■ SHORT EXERCISE: Please print the full listing exactly.
---
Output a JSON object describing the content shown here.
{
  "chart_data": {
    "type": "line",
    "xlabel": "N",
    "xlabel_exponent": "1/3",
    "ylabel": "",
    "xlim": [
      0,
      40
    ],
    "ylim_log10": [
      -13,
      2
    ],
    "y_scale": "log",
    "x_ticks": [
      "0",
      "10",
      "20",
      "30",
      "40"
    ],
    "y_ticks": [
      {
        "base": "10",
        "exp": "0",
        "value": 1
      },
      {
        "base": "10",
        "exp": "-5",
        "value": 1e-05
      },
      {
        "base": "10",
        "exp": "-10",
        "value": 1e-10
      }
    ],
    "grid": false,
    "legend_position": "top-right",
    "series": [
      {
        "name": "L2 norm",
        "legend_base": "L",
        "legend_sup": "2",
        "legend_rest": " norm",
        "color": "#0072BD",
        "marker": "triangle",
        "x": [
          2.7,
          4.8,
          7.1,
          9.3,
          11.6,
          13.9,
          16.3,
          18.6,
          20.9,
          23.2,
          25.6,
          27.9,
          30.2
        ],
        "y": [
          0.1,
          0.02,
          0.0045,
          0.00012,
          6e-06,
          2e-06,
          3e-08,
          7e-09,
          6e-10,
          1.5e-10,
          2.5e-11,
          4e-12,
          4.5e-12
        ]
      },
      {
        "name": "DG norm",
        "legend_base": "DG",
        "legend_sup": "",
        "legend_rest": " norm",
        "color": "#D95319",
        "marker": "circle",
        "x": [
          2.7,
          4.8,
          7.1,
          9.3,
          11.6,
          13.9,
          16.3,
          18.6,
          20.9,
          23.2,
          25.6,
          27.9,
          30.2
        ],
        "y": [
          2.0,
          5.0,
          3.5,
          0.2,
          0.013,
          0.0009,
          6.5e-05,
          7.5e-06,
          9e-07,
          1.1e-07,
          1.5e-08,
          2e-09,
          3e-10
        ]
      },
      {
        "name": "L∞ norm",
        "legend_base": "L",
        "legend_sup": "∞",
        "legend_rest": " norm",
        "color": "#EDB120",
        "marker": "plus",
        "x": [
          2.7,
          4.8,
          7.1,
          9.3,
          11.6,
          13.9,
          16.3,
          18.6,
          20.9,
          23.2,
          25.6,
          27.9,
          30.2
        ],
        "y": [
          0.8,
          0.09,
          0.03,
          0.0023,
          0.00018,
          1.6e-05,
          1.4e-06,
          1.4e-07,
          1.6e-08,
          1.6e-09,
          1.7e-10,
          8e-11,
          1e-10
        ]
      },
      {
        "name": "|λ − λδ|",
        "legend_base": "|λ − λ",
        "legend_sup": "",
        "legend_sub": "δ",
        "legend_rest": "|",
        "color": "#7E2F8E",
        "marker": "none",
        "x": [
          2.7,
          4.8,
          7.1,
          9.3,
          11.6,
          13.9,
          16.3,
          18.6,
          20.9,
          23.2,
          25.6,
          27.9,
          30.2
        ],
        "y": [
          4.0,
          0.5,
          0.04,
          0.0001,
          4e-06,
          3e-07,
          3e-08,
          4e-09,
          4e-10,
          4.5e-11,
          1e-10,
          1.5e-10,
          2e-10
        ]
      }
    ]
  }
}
---
■ REPLY:
Output a JSON object describing the content shown here.
{
  "chart_data": {
    "type": "line",
    "xlabel": "N",
    "xlabel_exponent": "1/3",
    "ylabel": "",
    "xlim": [
      0,
      40
    ],
    "ylim_log10": [
      -13,
      2
    ],
    "y_scale": "log",
    "x_ticks": [
      "0",
      "10",
      "20",
      "30",
      "40"
    ],
    "y_ticks": [
      {
        "base": "10",
        "exp": "0",
        "value": 1
      },
      {
        "base": "10",
        "exp": "-5",
        "value": 1e-05
      },
      {
        "base": "10",
        "exp": "-10",
        "value": 1e-10
      }
    ],
    "grid": false,
    "legend_position": "top-right",
    "series": [
      {
        "name": "L2 norm",
        "legend_base": "L",
        "legend_sup": "2",
        "legend_rest": " norm",
        "color": "#0072BD",
        "marker": "triangle",
        "x": [
          2.7,
          4.8,
          7.1,
          9.3,
          11.6,
          13.9,
          16.3,
          18.6,
          20.9,
          23.2,
          25.6,
          27.9,
          30.2
        ],
        "y": [
          0.1,
          0.02,
          0.0045,
          0.00012,
          6e-06,
          2e-06,
          3e-08,
          7e-09,
          6e-10,
          1.5e-10,
          2.5e-11,
          4e-12,
          4.5e-12
        ]
      },
      {
        "name": "DG norm",
        "legend_base": "DG",
        "legend_sup": "",
        "legend_rest": " norm",
        "color": "#D95319",
        "marker": "circle",
        "x": [
          2.7,
          4.8,
          7.1,
          9.3,
          11.6,
          13.9,
          16.3,
          18.6,
          20.9,
          23.2,
          25.6,
          27.9,
          30.2
        ],
        "y": [
          2.0,
          5.0,
          3.5,
          0.2,
          0.013,
          0.0009,
          6.5e-05,
          7.5e-06,
          9e-07,
          1.1e-07,
          1.5e-08,
          2e-09,
          3e-10
        ]
      },
      {
        "name": "L∞ norm",
        "legend_base": "L",
        "legend_sup": "∞",
        "legend_rest": " norm",
        "color": "#EDB120",
        "marker": "plus",
        "x": [
          2.7,
          4.8,
          7.1,
          9.3,
          11.6,
          13.9,
          16.3,
          18.6,
          20.9,
          23.2,
          25.6,
          27.9,
          30.2
        ],
        "y": [
          0.8,
          0.09,
          0.03,
          0.0023,
          0.00018,
          1.6e-05,
          1.4e-06,
          1.4e-07,
          1.6e-08,
          1.6e-09,
          1.7e-10,
          8e-11,
          1e-10
        ]
      },
      {
        "name": "|λ − λδ|",
        "legend_base": "|λ − λ",
        "legend_sup": "",
        "legend_sub": "δ",
        "legend_rest": "|",
        "color": "#7E2F8E",
        "marker": "none",
        "x": [
          2.7,
          4.8,
          7.1,
          9.3,
          11.6,
          13.9,
          16.3,
          18.6,
          20.9,
          23.2,
          25.6,
          27.9,
          30.2
        ],
        "y": [
          4.0,
          0.5,
          0.04,
          0.0001,
          4e-06,
          3e-07,
          3e-08,
          4e-09,
          4e-10,
          4.5e-11,
          1e-10,
          1.5e-10,
          2e-10
        ]
      }
    ]
  }
}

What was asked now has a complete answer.